(Data items)
◆ ◆ ◆

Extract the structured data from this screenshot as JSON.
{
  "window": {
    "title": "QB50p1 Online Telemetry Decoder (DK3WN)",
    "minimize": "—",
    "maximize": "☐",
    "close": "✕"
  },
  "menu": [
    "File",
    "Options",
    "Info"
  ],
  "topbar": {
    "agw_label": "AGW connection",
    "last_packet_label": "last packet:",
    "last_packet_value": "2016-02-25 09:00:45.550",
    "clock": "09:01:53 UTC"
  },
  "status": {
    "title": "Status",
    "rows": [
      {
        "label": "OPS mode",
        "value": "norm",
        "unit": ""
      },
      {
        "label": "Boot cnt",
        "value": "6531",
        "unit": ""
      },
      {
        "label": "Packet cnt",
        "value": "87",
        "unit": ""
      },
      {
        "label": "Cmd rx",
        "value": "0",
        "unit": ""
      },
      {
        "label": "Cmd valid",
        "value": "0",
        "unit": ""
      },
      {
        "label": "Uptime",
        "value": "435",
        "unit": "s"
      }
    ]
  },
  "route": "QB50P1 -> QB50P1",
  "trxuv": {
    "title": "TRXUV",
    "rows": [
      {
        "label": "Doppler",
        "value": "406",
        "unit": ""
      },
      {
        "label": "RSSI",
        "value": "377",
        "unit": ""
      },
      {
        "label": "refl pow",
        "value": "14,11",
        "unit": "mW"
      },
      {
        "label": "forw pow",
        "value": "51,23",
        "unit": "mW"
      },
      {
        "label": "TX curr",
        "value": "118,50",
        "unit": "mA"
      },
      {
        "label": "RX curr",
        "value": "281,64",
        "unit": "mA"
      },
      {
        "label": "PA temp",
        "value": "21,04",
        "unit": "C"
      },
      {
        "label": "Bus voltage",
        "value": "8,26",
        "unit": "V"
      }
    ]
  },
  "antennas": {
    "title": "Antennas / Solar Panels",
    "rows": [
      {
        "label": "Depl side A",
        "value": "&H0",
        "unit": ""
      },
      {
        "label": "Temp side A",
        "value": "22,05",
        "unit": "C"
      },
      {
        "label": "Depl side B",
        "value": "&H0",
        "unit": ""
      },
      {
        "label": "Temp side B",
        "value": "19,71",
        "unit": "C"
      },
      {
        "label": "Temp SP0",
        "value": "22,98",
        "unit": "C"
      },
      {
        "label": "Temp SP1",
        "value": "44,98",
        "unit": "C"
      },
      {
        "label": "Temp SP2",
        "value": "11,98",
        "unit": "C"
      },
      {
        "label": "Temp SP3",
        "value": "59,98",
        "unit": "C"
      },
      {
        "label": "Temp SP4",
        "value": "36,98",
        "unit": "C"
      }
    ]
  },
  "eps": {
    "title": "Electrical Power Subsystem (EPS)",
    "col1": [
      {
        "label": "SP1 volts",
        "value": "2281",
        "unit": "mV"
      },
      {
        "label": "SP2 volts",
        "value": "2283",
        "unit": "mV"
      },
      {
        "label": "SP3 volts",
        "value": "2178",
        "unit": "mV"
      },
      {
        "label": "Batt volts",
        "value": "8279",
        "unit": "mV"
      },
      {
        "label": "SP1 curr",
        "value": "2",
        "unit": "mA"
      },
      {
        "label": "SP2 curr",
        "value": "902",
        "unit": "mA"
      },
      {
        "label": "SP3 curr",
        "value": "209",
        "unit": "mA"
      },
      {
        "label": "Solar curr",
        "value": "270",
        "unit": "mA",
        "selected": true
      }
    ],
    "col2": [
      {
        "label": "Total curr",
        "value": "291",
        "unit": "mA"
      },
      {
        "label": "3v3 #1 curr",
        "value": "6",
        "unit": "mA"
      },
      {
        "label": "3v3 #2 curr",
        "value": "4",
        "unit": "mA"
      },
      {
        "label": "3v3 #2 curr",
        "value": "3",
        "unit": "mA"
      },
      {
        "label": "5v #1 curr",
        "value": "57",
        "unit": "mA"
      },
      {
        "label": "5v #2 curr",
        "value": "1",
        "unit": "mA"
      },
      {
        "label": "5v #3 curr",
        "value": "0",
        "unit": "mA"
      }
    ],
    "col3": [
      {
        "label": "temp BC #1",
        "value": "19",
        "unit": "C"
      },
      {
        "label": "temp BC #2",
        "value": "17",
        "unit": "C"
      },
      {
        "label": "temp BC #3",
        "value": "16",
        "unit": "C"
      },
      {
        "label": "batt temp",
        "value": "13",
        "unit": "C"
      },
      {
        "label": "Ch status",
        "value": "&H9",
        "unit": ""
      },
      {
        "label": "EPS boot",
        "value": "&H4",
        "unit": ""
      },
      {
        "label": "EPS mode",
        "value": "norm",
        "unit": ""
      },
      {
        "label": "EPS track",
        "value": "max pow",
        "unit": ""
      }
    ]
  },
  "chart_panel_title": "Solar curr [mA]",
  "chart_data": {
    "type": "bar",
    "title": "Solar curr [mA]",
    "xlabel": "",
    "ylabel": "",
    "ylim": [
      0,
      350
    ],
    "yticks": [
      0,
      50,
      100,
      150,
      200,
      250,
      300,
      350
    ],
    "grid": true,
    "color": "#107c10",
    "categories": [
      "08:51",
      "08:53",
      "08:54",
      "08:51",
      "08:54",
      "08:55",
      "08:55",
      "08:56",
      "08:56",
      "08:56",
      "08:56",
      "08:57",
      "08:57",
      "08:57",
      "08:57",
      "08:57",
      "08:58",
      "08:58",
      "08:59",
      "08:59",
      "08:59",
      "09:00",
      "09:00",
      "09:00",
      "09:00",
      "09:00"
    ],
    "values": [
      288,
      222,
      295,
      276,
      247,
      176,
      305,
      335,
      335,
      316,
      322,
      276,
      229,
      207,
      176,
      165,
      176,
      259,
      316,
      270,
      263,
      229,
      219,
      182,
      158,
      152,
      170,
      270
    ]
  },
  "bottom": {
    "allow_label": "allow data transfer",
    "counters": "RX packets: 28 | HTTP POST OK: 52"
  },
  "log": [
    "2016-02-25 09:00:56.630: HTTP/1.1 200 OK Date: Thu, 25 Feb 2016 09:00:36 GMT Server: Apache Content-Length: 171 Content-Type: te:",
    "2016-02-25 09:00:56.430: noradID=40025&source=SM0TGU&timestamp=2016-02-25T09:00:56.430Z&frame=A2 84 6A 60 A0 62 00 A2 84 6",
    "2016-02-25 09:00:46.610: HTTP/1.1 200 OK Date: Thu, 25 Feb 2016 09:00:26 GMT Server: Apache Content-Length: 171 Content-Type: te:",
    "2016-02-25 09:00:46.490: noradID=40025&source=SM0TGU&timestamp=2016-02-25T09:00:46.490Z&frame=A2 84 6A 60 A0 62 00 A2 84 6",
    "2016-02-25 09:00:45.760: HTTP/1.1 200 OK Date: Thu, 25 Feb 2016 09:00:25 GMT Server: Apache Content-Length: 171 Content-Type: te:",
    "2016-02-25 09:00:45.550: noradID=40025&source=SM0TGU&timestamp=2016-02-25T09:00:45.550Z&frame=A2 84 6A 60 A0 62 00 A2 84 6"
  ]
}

◆ ◆ ◆

### STATED GOAL:
Output the listing above exactly as it appears.

### OUTPUT OF THE EXERCISE:
Extract the structured data from this screenshot as JSON.
{
  "window": {
    "title": "QB50p1 Online Telemetry Decoder (DK3WN)",
    "minimize": "—",
    "maximize": "☐",
    "close": "✕"
  },
  "menu": [
    "File",
    "Options",
    "Info"
  ],
  "topbar": {
    "agw_label": "AGW connection",
    "last_packet_label": "last packet:",
    "last_packet_value": "2016-02-25 09:00:45.550",
    "clock": "09:01:53 UTC"
  },
  "status": {
    "title": "Status",
    "rows": [
      {
        "label": "OPS mode",
        "value": "norm",
        "unit": ""
      },
      {
        "label": "Boot cnt",
        "value": "6531",
        "unit": ""
      },
      {
        "label": "Packet cnt",
        "value": "87",
        "unit": ""
      },
      {
        "label": "Cmd rx",
        "value": "0",
        "unit": ""
      },
      {
        "label": "Cmd valid",
        "value": "0",
        "unit": ""
      },
      {
        "label": "Uptime",
        "value": "435",
        "unit": "s"
      }
    ]
  },
  "route": "QB50P1 -> QB50P1",
  "trxuv": {
    "title": "TRXUV",
    "rows": [
      {
        "label": "Doppler",
        "value": "406",
        "unit": ""
      },
      {
        "label": "RSSI",
        "value": "377",
        "unit": ""
      },
      {
        "label": "refl pow",
        "value": "14,11",
        "unit": "mW"
      },
      {
        "label": "forw pow",
        "value": "51,23",
        "unit": "mW"
      },
      {
        "label": "TX curr",
        "value": "118,50",
        "unit": "mA"
      },
      {
        "label": "RX curr",
        "value": "281,64",
        "unit": "mA"
      },
      {
        "label": "PA temp",
        "value": "21,04",
        "unit": "C"
      },
      {
        "label": "Bus voltage",
        "value": "8,26",
        "unit": "V"
      }
    ]
  },
  "antennas": {
    "title": "Antennas / Solar Panels",
    "rows": [
      {
        "label": "Depl side A",
        "value": "&H0",
        "unit": ""
      },
      {
        "label": "Temp side A",
        "value": "22,05",
        "unit": "C"
      },
      {
        "label": "Depl side B",
        "value": "&H0",
        "unit": ""
      },
      {
        "label": "Temp side B",
        "value": "19,71",
        "unit": "C"
      },
      {
        "label": "Temp SP0",
        "value": "22,98",
        "unit": "C"
      },
      {
        "label": "Temp SP1",
        "value": "44,98",
        "unit": "C"
      },
      {
        "label": "Temp SP2",
        "value": "11,98",
        "unit": "C"
      },
      {
        "label": "Temp SP3",
        "value": "59,98",
        "unit": "C"
      },
      {
        "label": "Temp SP4",
        "value": "36,98",
        "unit": "C"
      }
    ]
  },
  "eps": {
    "title": "Electrical Power Subsystem (EPS)",
    "col1": [
      {
        "label": "SP1 volts",
        "value": "2281",
        "unit": "mV"
      },
      {
        "label": "SP2 volts",
        "value": "2283",
        "unit": "mV"
      },
      {
        "label": "SP3 volts",
        "value": "2178",
        "unit": "mV"
      },
      {
        "label": "Batt volts",
        "value": "8279",
        "unit": "mV"
      },
      {
        "label": "SP1 curr",
        "value": "2",
        "unit": "mA"
      },
      {
        "label": "SP2 curr",
        "value": "902",
        "unit": "mA"
      },
      {
        "label": "SP3 curr",
        "value": "209",
        "unit": "mA"
      },
      {
        "label": "Solar curr",
        "value": "270",
        "unit": "mA",
        "selected": true
      }
    ],
    "col2": [
      {
        "label": "Total curr",
        "value": "291",
        "unit": "mA"
      },
      {
        "label": "3v3 #1 curr",
        "value": "6",
        "unit": "mA"
      },
      {
        "label": "3v3 #2 curr",
        "value": "4",
        "unit": "mA"
      },
      {
        "label": "3v3 #2 curr",
        "value": "3",
        "unit": "mA"
      },
      {
        "label": "5v #1 curr",
        "value": "57",
        "unit": "mA"
      },
      {
        "label": "5v #2 curr",
        "value": "1",
        "unit": "mA"
      },
      {
        "label": "5v #3 curr",
        "value": "0",
        "unit": "mA"
      }
    ],
    "col3": [
      {
        "label": "temp BC #1",
        "value": "19",
        "unit": "C"
      },
      {
        "label": "temp BC #2",
        "value": "17",
        "unit": "C"
      },
      {
        "label": "temp BC #3",
        "value": "16",
        "unit": "C"
      },
      {
        "label": "batt temp",
        "value": "13",
        "unit": "C"
      },
      {
        "label": "Ch status",
        "value": "&H9",
        "unit": ""
      },
      {
        "label": "EPS boot",
        "value": "&H4",
        "unit": ""
      },
      {
        "label": "EPS mode",
        "value": "norm",
        "unit": ""
      },
      {
        "label": "EPS track",
        "value": "max pow",
        "unit": ""
      }
    ]
  },
  "chart_panel_title": "Solar curr [mA]",
  "chart_data": {
    "type": "bar",
    "title": "Solar curr [mA]",
    "xlabel": "",
    "ylabel": "",
    "ylim": [
      0,
      350
    ],
    "yticks": [
      0,
      50,
      100,
      150,
      200,
      250,
      300,
      350
    ],
    "grid": true,
    "color": "#107c10",
    "categories": [
      "08:51",
      "08:53",
      "08:54",
      "08:51",
      "08:54",
      "08:55",
      "08:55",
      "08:56",
      "08:56",
      "08:56",
      "08:56",
      "08:57",
      "08:57",
      "08:57",
      "08:57",
      "08:57",
      "08:58",
      "08:58",
      "08:59",
      "08:59",
      "08:59",
      "09:00",
      "09:00",
      "09:00",
      "09:00",
      "09:00"
    ],
    "values": [
      288,
      222,
      295,
      276,
      247,
      176,
      305,
      335,
      335,
      316,
      322,
      276,
      229,
      207,
      176,
      165,
      176,
      259,
      316,
      270,
      263,
      229,
      219,
      182,
      158,
      152,
      170,
      270
    ]
  },
  "bottom": {
    "allow_label": "allow data transfer",
    "counters": "RX packets: 28 | HTTP POST OK: 52"
  },
  "log": [
    "2016-02-25 09:00:56.630: HTTP/1.1 200 OK Date: Thu, 25 Feb 2016 09:00:36 GMT Server: Apache Content-Length: 171 Content-Type: te:",
    "2016-02-25 09:00:56.430: noradID=40025&source=SM0TGU&timestamp=2016-02-25T09:00:56.430Z&frame=A2 84 6A 60 A0 62 00 A2 84 6",
    "2016-02-25 09:00:46.610: HTTP/1.1 200 OK Date: Thu, 25 Feb 2016 09:00:26 GMT Server: Apache Content-Length: 171 Content-Type: te:",
    "2016-02-25 09:00:46.490: noradID=40025&source=SM0TGU&timestamp=2016-02-25T09:00:46.490Z&frame=A2 84 6A 60 A0 62 00 A2 84 6",
    "2016-02-25 09:00:45.760: HTTP/1.1 200 OK Date: Thu, 25 Feb 2016 09:00:25 GMT Server: Apache Content-Length: 171 Content-Type: te:",
    "2016-02-25 09:00:45.550: noradID=40025&source=SM0TGU&timestamp=2016-02-25T09:00:45.550Z&frame=A2 84 6A 60 A0 62 00 A2 84 6"
  ]
}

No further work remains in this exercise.